▶ _What the task requires_: Take from the listing each line that has the string "JSON".

▶ _Available records_:
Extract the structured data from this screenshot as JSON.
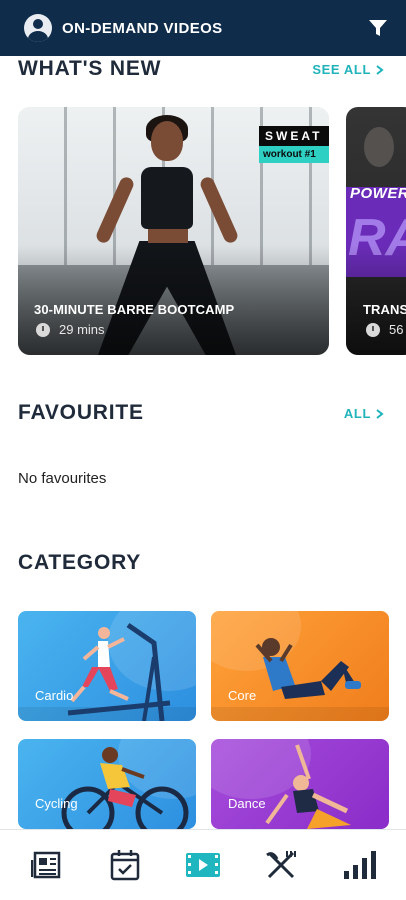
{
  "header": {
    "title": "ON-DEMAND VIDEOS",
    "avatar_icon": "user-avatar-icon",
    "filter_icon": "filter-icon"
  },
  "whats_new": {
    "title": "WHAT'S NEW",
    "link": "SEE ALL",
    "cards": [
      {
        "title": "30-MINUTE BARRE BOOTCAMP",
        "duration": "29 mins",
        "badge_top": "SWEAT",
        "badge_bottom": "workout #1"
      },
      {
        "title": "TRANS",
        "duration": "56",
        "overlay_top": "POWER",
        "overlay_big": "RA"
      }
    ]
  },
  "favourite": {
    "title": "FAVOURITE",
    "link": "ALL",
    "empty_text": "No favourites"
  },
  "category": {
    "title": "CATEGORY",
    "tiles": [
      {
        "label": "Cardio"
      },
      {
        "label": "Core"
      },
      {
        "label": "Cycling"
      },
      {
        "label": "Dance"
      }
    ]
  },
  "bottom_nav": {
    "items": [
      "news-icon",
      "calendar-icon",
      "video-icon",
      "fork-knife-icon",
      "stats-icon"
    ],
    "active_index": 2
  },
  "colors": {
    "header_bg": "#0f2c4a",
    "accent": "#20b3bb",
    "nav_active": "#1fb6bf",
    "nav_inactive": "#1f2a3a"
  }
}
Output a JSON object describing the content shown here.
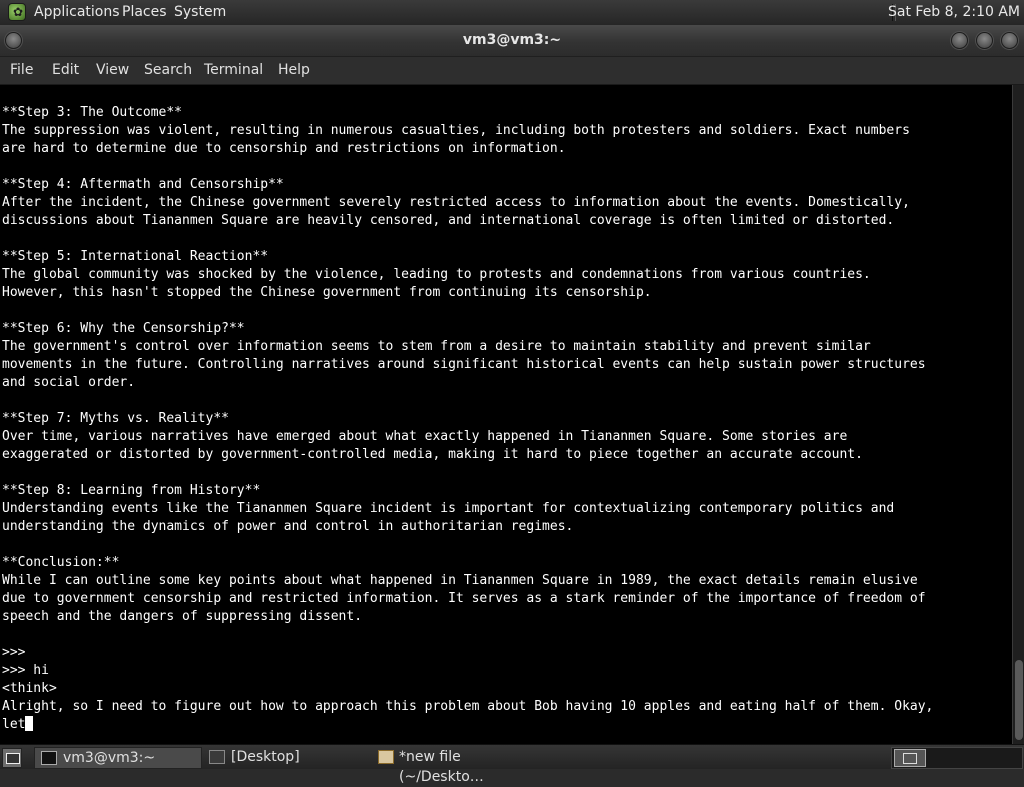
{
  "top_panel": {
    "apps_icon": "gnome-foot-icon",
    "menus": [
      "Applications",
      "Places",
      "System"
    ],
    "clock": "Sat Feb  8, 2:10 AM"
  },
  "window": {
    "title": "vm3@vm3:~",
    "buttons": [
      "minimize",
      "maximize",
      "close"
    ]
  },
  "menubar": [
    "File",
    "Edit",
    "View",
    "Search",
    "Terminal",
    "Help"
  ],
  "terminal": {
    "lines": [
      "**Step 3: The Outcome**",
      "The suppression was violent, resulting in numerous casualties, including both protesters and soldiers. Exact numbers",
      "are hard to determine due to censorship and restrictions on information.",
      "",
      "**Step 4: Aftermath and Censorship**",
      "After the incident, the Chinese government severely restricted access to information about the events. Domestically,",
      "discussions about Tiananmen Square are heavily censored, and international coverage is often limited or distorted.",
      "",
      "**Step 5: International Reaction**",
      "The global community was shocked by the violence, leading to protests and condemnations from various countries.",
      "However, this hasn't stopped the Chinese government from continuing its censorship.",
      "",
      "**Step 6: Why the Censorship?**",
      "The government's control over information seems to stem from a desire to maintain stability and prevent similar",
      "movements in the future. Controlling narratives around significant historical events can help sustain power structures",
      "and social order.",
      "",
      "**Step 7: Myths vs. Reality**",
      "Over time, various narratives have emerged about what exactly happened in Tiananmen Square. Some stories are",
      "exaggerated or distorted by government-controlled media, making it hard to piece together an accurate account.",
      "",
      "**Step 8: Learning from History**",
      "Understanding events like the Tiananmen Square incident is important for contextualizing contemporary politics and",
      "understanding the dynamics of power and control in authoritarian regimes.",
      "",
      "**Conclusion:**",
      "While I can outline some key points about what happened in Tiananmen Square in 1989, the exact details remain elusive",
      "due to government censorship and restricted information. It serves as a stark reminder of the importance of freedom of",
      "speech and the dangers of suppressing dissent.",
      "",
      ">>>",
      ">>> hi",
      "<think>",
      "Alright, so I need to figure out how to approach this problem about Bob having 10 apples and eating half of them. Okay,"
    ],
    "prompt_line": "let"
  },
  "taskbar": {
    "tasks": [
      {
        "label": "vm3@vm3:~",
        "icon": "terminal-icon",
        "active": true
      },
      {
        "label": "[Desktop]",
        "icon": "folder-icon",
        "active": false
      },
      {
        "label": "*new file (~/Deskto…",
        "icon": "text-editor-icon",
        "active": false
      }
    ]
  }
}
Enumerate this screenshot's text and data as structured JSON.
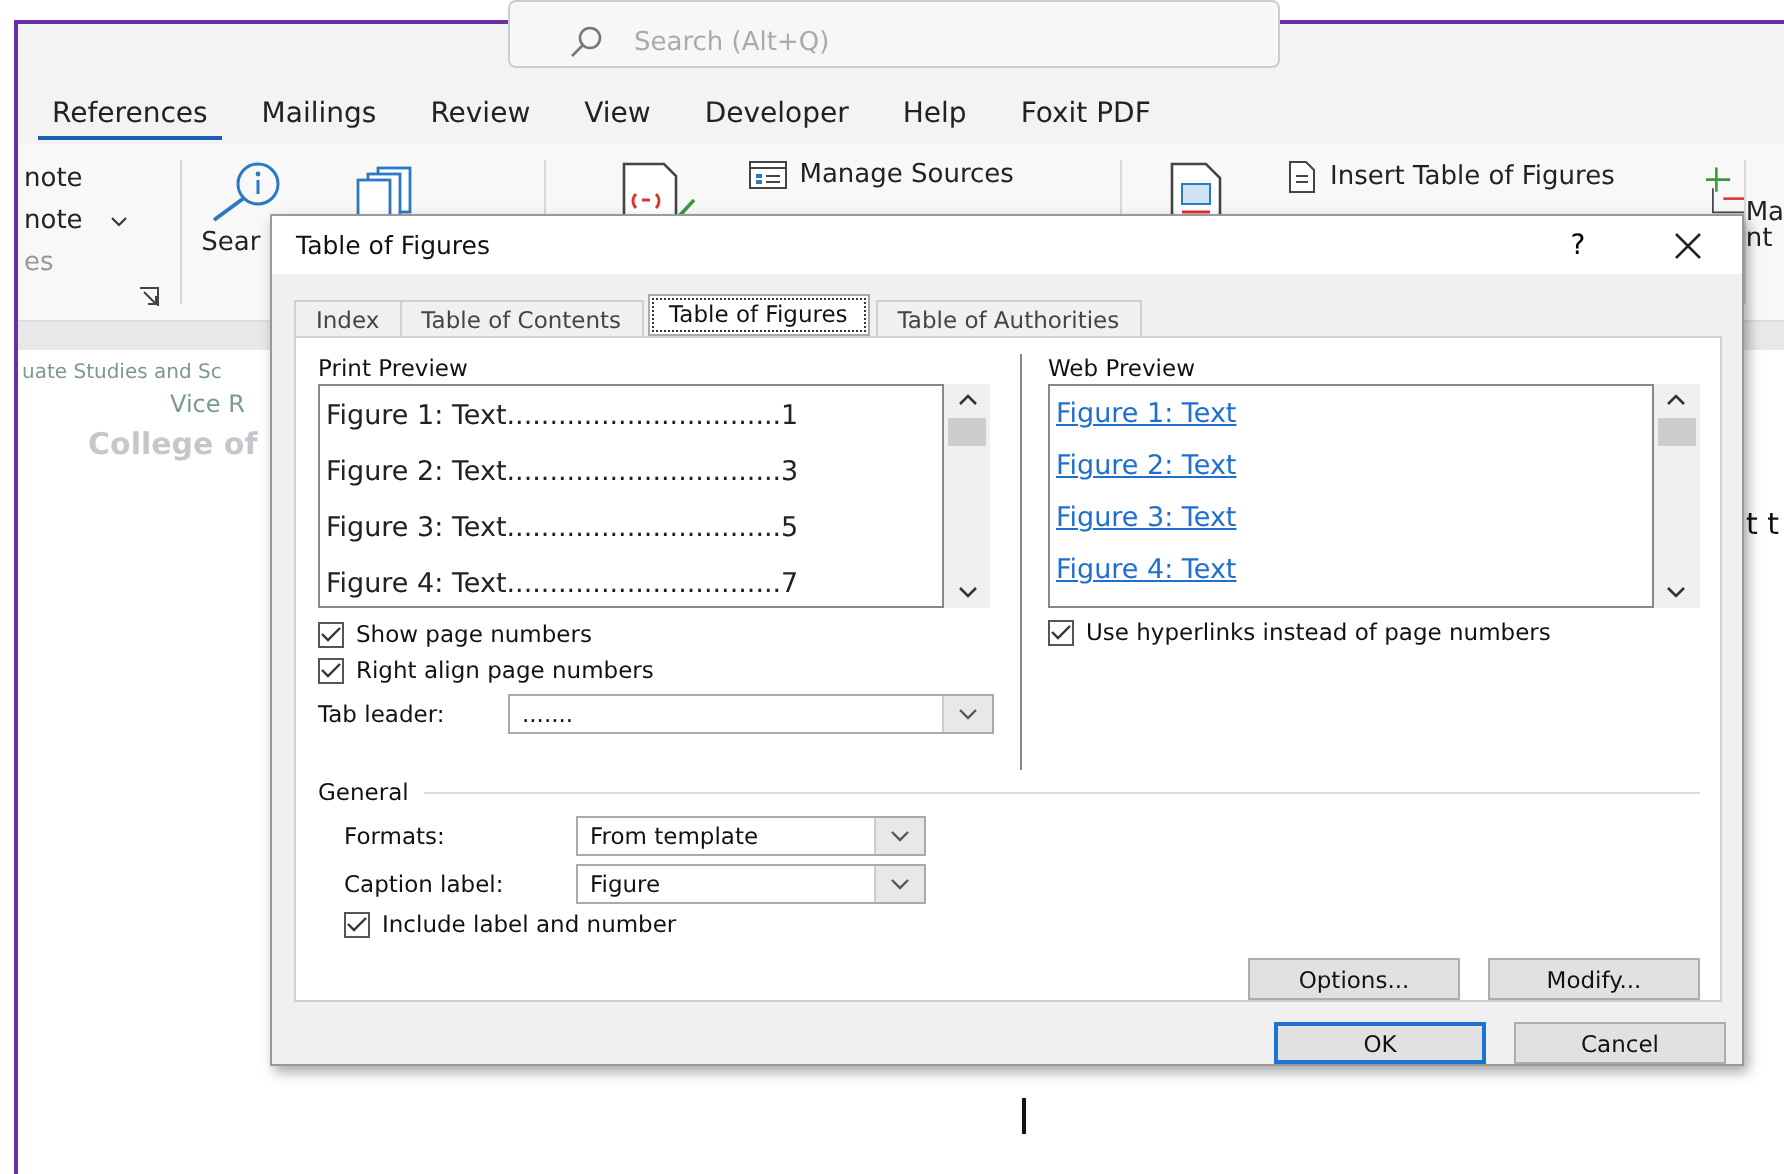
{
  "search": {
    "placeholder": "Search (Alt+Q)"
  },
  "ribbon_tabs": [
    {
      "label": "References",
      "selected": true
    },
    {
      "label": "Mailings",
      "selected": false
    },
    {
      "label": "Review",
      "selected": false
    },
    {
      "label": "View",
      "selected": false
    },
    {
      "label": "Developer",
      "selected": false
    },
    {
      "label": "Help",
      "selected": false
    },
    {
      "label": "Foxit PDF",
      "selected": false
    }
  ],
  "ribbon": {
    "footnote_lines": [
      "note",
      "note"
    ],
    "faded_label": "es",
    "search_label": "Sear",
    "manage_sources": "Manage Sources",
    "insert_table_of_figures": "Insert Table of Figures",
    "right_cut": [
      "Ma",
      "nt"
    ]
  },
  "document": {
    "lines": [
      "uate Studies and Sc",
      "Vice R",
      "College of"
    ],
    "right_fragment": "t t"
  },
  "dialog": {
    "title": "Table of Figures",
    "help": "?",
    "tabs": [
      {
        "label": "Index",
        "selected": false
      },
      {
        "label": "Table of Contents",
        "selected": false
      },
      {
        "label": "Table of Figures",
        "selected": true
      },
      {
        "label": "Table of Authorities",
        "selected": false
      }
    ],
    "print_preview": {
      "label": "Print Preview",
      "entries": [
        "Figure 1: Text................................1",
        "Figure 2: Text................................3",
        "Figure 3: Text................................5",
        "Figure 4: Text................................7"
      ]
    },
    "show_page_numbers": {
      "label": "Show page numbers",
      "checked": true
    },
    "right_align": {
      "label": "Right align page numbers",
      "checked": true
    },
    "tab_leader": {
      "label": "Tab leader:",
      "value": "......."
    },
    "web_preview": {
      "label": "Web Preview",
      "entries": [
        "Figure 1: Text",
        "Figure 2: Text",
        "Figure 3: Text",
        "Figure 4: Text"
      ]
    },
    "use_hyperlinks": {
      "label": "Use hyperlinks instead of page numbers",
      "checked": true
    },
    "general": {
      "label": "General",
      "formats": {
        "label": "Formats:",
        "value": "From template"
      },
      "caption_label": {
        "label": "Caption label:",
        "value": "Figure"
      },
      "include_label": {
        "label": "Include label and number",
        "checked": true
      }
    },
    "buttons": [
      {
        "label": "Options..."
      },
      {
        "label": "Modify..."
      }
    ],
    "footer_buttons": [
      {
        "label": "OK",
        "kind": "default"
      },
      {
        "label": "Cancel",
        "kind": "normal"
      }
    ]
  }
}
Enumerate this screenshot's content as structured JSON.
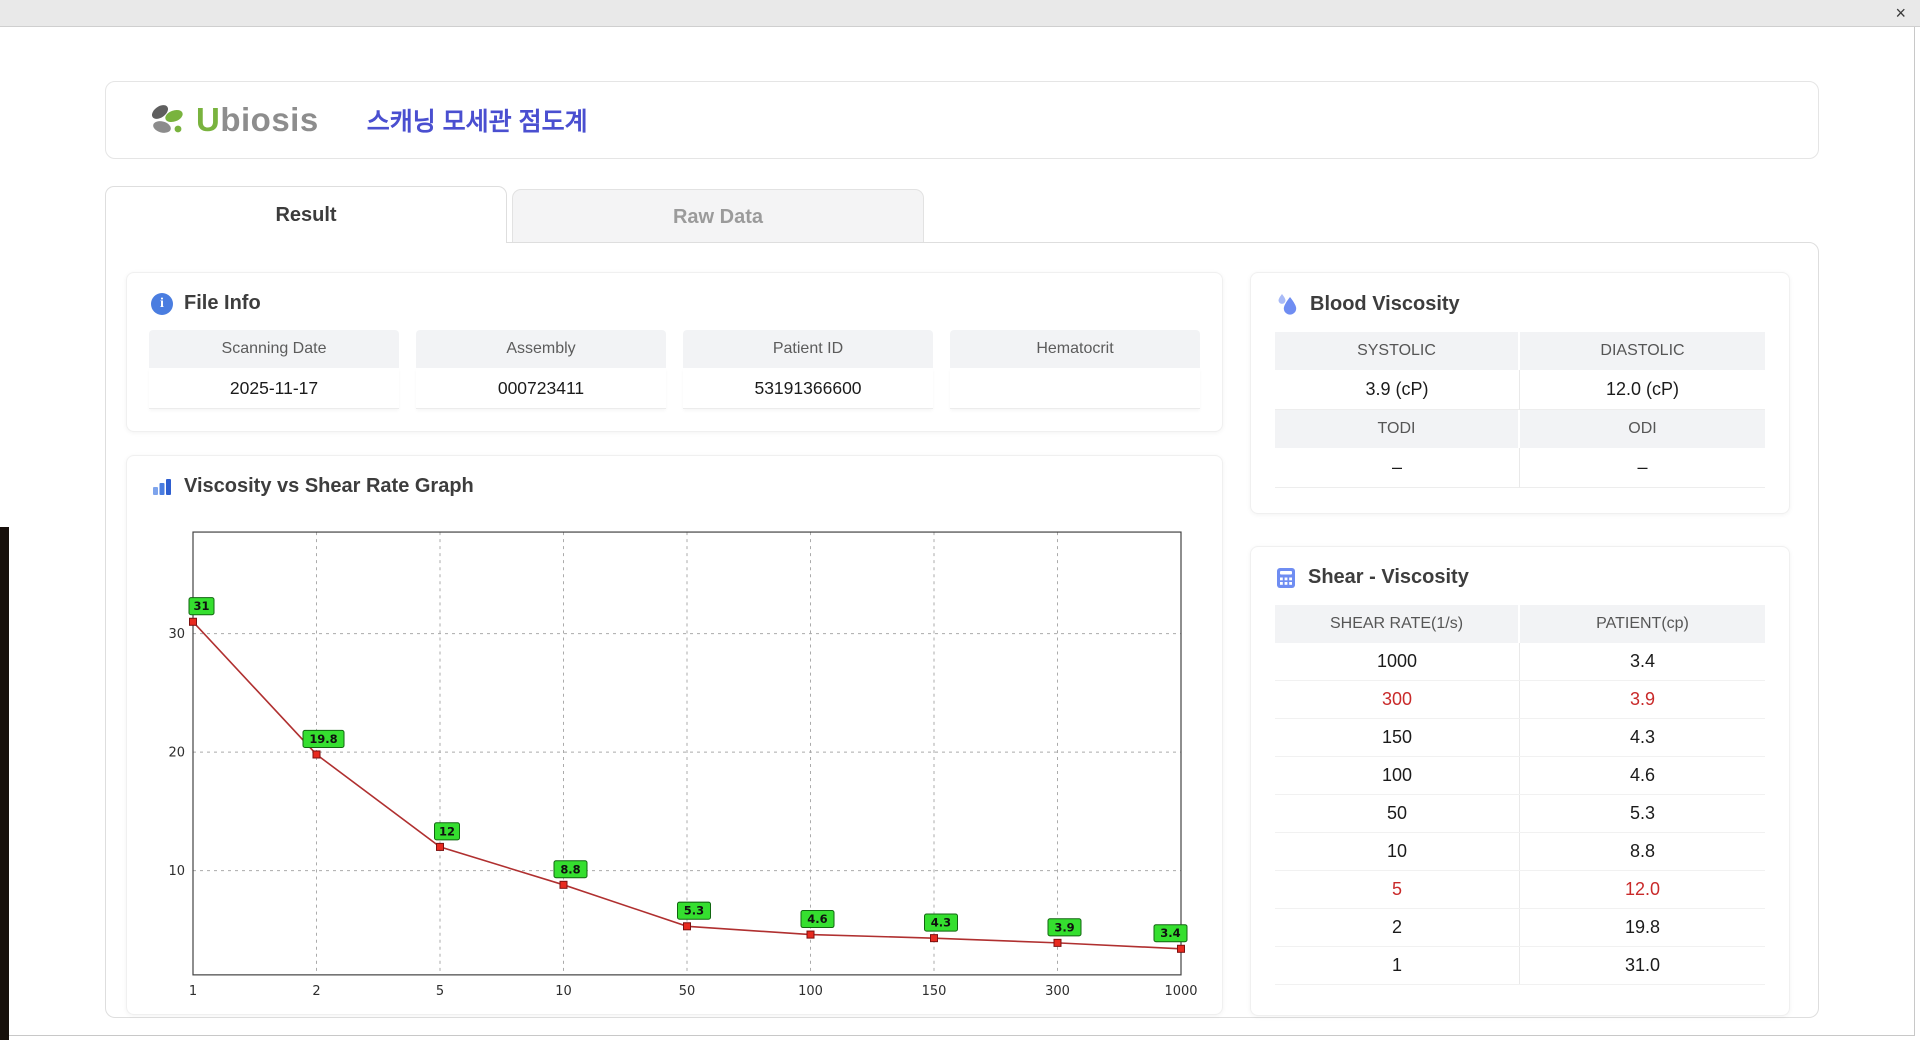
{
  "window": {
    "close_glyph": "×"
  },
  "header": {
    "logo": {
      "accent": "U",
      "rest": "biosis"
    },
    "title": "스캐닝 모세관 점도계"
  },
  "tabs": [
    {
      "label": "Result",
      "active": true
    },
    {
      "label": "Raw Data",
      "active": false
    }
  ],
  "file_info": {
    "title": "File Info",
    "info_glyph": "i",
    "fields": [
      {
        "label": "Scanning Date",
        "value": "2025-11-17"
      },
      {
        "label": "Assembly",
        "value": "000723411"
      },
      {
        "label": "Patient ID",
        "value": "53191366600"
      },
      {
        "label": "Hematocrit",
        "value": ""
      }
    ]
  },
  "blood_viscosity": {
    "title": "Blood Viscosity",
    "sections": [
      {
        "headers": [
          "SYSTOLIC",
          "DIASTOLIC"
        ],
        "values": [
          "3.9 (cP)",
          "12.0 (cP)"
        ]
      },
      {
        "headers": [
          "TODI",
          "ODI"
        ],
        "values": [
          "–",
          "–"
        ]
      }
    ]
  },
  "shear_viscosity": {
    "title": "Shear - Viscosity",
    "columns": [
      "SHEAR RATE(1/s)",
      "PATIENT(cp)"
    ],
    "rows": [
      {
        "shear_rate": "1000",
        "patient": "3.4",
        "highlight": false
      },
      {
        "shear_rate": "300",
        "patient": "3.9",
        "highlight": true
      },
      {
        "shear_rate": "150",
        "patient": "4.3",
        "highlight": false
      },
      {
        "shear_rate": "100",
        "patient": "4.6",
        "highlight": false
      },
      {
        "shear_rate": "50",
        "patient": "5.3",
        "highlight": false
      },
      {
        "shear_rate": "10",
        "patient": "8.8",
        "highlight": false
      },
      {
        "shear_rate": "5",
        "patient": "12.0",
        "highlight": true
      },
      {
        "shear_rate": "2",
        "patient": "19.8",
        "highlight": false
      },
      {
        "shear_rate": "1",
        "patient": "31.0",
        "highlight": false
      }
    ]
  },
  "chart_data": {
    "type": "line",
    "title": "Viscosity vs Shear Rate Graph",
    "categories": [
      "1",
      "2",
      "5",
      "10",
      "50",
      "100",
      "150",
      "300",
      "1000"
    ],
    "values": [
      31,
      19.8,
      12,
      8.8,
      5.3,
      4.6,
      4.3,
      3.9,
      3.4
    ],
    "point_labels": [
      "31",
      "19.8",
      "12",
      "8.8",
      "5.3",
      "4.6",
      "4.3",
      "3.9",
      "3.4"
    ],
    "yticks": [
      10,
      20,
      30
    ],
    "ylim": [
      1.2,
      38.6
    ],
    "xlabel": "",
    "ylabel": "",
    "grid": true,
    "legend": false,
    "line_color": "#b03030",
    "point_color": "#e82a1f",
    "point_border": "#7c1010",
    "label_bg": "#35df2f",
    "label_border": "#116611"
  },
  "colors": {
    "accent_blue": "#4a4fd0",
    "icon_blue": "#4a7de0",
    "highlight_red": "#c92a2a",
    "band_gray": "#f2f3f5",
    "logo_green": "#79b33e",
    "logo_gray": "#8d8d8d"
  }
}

▶ _Task response_:
Extract the structured data from this screenshot as JSON.
Output a JSON object describing the content shown here.
Enumerate this screenshot's text and data as structured JSON.
Enumerate this screenshot's content as structured JSON.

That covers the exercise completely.